Task directions - In the entries below, turn everything from the line containing "tool-general-settings-button[interactable]: GS General" down to the line containing "tool-icon: UP [466,173,493,201]" into a Markdown table with the columns No. and Line. Give each line its own row numbered in order, and leave out any blank lines.

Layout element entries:
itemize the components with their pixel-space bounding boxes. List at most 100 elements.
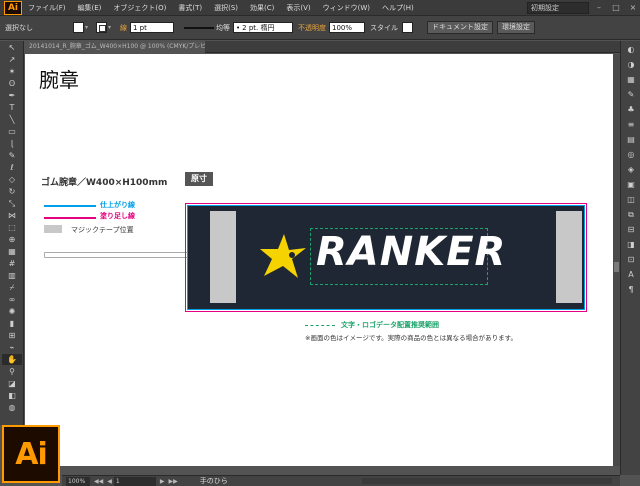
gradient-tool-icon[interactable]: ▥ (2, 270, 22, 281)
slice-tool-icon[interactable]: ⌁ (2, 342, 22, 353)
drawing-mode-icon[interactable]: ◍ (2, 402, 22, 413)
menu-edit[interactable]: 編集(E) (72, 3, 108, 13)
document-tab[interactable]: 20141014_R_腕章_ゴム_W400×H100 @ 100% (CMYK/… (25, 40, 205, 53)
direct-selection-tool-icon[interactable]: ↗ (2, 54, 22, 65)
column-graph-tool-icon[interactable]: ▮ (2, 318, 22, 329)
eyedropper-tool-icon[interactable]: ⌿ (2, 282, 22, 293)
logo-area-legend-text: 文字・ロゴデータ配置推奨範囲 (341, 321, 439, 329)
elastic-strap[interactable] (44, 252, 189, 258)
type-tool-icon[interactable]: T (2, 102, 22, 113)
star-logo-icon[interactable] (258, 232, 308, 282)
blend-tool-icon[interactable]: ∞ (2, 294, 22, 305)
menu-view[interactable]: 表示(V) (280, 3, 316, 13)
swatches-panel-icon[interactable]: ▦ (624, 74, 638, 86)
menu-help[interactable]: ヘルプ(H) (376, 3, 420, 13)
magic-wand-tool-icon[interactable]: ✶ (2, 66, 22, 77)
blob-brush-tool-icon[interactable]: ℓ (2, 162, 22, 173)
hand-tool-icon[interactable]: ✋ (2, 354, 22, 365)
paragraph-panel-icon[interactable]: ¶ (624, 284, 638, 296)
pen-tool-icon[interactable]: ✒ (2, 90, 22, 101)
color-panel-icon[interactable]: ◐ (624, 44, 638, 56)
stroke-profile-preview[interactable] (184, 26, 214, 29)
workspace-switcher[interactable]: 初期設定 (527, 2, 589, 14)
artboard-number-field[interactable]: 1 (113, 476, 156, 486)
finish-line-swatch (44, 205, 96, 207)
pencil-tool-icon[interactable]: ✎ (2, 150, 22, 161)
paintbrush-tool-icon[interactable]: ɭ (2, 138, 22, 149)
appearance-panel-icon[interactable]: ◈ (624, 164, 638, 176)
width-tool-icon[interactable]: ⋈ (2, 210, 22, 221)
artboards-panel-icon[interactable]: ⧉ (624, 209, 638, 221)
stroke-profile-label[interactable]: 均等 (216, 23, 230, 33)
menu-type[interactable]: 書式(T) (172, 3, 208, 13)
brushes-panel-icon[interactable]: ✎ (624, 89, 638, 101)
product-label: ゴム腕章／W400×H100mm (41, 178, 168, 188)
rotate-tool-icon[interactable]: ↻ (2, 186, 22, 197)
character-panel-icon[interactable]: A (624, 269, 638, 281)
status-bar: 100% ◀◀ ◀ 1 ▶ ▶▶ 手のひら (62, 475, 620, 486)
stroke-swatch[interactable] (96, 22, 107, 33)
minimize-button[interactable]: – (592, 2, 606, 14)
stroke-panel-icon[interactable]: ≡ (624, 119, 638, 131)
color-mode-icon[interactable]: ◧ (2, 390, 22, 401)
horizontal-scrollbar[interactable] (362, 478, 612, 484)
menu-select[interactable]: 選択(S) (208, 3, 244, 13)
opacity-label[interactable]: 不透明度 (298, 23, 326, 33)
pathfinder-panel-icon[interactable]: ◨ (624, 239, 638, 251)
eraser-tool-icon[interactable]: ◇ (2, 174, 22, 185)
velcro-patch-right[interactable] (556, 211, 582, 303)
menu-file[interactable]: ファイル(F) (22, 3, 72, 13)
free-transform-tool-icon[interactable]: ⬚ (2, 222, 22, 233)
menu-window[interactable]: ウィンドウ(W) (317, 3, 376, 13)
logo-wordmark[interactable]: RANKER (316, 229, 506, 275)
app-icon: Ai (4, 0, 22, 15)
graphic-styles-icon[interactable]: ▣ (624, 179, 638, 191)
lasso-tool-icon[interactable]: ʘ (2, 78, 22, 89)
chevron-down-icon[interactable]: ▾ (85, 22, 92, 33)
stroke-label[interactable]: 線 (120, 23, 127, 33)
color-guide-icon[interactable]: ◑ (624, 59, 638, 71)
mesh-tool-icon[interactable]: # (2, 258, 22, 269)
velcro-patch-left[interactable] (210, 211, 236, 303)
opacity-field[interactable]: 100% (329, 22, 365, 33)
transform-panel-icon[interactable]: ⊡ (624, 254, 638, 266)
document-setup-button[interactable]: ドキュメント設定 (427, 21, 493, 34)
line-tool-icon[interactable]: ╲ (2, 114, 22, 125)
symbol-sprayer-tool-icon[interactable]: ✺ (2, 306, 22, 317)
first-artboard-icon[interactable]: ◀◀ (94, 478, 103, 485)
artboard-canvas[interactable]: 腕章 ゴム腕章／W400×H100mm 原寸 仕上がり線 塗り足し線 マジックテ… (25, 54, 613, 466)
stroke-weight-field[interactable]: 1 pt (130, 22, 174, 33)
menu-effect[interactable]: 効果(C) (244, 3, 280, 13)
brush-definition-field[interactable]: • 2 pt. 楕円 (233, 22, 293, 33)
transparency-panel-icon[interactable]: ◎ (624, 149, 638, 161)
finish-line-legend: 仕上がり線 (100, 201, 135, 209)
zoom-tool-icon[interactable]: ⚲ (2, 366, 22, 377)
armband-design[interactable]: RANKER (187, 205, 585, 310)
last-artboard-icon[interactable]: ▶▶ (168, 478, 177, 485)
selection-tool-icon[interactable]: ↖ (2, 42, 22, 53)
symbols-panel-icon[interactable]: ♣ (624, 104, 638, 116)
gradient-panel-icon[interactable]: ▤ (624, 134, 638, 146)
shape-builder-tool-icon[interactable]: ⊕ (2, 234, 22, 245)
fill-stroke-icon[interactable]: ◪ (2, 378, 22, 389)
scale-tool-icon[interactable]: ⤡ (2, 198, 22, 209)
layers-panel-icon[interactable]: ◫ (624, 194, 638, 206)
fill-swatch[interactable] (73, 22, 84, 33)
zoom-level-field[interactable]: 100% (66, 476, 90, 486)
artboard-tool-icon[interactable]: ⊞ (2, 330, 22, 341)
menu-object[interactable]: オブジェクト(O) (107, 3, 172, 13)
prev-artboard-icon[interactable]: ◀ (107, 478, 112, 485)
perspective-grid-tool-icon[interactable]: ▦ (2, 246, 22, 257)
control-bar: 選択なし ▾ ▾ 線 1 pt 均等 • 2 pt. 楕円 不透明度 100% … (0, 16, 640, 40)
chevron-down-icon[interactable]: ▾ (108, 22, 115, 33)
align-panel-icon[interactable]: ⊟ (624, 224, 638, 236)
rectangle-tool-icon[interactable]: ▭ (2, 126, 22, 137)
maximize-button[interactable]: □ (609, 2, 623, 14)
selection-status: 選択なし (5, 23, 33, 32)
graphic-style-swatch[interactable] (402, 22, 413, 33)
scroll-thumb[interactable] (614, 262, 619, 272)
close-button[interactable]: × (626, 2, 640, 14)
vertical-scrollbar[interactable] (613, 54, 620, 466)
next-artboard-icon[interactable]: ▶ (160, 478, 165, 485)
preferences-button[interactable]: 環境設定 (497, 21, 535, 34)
* * *
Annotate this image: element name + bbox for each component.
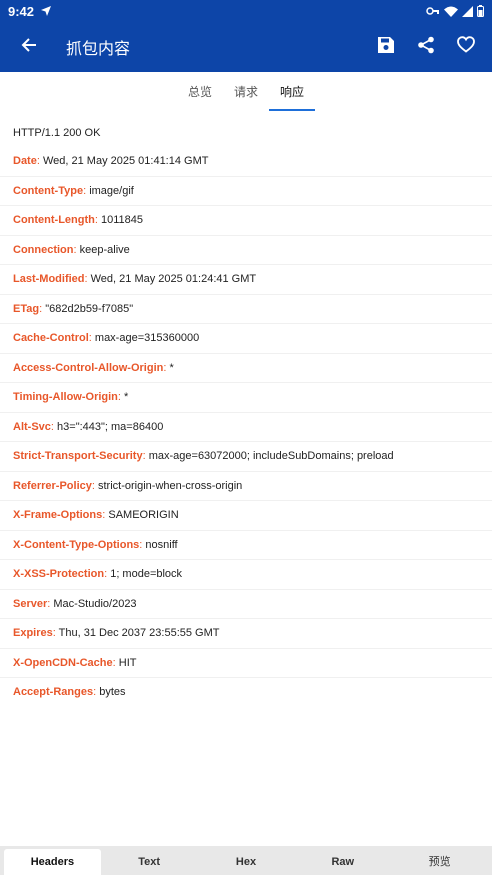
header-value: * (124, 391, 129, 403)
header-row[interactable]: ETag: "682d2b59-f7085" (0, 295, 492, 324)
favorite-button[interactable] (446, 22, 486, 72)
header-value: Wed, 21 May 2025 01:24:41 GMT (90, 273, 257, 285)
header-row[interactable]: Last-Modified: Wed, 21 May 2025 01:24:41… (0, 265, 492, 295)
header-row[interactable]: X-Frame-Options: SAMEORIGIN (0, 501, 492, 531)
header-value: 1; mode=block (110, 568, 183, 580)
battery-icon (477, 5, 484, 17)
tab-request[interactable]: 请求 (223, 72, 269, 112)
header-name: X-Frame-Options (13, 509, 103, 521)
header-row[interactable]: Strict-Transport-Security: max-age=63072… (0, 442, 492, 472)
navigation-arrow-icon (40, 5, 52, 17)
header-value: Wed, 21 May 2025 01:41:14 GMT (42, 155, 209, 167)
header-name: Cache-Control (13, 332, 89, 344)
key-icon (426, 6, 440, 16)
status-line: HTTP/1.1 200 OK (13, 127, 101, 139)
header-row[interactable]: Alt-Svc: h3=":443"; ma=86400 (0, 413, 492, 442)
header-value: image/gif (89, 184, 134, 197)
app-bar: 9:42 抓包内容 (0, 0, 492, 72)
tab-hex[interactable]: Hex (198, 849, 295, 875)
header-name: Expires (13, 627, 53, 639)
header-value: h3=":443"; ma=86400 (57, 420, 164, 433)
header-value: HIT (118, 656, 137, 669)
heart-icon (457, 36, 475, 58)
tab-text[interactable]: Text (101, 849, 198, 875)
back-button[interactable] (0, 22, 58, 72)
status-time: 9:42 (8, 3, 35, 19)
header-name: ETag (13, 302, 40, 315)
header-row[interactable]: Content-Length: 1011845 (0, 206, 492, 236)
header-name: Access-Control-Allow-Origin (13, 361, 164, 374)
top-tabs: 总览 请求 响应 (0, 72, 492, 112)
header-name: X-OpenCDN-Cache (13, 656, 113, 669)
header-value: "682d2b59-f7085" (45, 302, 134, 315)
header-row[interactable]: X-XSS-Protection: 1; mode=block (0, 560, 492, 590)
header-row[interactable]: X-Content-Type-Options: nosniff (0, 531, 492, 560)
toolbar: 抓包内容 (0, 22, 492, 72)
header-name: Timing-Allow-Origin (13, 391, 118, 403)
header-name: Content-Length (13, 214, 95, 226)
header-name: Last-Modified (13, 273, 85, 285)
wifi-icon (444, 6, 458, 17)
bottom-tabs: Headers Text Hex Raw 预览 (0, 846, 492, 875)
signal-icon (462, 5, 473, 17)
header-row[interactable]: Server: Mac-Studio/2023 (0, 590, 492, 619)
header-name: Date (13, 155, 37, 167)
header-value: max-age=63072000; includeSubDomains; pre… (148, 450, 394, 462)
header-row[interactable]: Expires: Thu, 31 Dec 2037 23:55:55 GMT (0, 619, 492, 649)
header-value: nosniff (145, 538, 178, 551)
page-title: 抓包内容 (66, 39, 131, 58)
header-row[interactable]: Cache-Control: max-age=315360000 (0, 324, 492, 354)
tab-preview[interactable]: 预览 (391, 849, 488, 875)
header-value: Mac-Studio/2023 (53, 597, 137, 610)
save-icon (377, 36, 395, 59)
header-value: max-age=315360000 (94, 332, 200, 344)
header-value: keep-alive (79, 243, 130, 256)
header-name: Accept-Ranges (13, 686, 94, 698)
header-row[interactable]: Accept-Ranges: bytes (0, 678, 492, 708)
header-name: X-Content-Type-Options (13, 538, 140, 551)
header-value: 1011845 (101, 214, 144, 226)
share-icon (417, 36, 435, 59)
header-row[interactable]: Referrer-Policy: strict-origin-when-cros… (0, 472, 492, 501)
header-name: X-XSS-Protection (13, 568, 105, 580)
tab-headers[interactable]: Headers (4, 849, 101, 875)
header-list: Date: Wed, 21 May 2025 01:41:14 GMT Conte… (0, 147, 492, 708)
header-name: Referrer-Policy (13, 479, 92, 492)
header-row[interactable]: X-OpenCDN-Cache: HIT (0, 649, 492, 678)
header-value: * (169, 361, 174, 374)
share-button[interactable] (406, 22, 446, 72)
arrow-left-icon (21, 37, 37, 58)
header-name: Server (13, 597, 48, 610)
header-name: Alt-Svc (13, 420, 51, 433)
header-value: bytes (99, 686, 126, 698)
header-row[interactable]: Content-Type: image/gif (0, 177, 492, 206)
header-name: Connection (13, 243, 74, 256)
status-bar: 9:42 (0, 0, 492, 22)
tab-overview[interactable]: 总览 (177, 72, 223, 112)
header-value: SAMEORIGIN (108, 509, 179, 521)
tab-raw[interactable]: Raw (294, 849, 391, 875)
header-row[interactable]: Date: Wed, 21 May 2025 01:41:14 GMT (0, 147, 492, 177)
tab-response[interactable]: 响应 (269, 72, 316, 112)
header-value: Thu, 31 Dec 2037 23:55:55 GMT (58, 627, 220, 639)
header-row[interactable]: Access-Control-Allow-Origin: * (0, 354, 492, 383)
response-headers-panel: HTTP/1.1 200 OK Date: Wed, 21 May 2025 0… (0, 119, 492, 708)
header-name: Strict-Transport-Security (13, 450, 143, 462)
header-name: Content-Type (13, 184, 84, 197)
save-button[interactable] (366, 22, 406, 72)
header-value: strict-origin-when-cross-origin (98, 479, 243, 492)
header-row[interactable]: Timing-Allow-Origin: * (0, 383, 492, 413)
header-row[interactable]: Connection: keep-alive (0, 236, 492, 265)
==
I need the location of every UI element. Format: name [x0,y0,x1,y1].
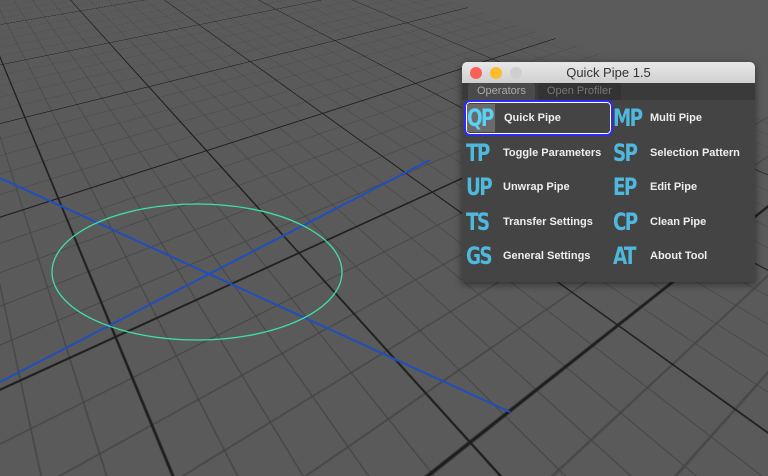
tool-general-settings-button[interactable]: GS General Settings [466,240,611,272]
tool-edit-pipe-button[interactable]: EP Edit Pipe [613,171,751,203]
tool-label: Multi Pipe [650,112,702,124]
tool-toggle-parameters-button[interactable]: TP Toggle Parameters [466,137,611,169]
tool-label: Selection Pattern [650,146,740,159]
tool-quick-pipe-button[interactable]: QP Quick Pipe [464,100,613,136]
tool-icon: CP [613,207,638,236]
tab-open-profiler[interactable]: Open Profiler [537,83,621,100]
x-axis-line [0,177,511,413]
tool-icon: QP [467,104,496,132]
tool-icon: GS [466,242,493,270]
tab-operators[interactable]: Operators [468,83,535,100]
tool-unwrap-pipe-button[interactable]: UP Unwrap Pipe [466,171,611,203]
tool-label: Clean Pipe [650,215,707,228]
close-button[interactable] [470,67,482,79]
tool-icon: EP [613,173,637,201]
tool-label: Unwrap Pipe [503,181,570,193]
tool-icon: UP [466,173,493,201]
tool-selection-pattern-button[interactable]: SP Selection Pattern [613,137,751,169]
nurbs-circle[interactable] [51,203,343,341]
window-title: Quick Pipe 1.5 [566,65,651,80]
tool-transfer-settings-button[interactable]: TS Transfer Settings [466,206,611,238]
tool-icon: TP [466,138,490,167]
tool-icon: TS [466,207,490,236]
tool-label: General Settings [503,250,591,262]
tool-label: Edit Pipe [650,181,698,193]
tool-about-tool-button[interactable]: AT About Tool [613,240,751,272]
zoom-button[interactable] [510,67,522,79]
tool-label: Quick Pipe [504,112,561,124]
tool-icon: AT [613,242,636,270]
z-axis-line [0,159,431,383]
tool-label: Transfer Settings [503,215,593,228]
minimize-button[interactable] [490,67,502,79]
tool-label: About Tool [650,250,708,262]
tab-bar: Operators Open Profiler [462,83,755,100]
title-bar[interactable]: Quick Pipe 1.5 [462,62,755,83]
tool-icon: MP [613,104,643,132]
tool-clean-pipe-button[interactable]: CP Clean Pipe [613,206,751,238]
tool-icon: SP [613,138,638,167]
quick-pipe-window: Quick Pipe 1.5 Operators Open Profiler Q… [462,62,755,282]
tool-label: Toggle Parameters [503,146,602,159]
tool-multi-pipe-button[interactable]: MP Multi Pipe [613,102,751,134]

Full output -
| No. | Line |
|---|---|
| 1 | tool-general-settings-button[interactable]: GS General Settings [466,240,611,272] |
| 2 | tool-edit-pipe-button[interactable]: EP Edit Pipe [613,171,751,203] |
| 3 | tool-label: Multi Pipe [650,112,702,124] |
| 4 | tool-toggle-parameters-button[interactable]: TP Toggle Parameters [466,137,611,169] |
| 5 | tool-label: Selection Pattern [650,146,740,159] |
| 6 | tool-quick-pipe-button[interactable]: QP Quick Pipe [464,100,613,136] |
| 7 | tool-icon: CP [613,207,638,236] |
| 8 | tab-open-profiler[interactable]: Open Profiler [537,83,621,100] |
| 9 | x-axis-line [0,177,511,413] |
| 10 | tool-icon: QP [467,104,496,132] |
| 11 | tool-icon: GS [466,242,493,270] |
| 12 | tab-operators[interactable]: Operators [468,83,535,100] |
| 13 | tool-unwrap-pipe-button[interactable]: UP Unwrap Pipe [466,171,611,203] |
| 14 | tool-label: Clean Pipe [650,215,707,228] |
| 15 | close-button[interactable] [470,67,482,79] |
| 16 | tool-icon: EP [613,173,637,201] |
| 17 | tool-label: Unwrap Pipe [503,181,570,193] |
| 18 | tool-icon: UP [466,173,493,201] |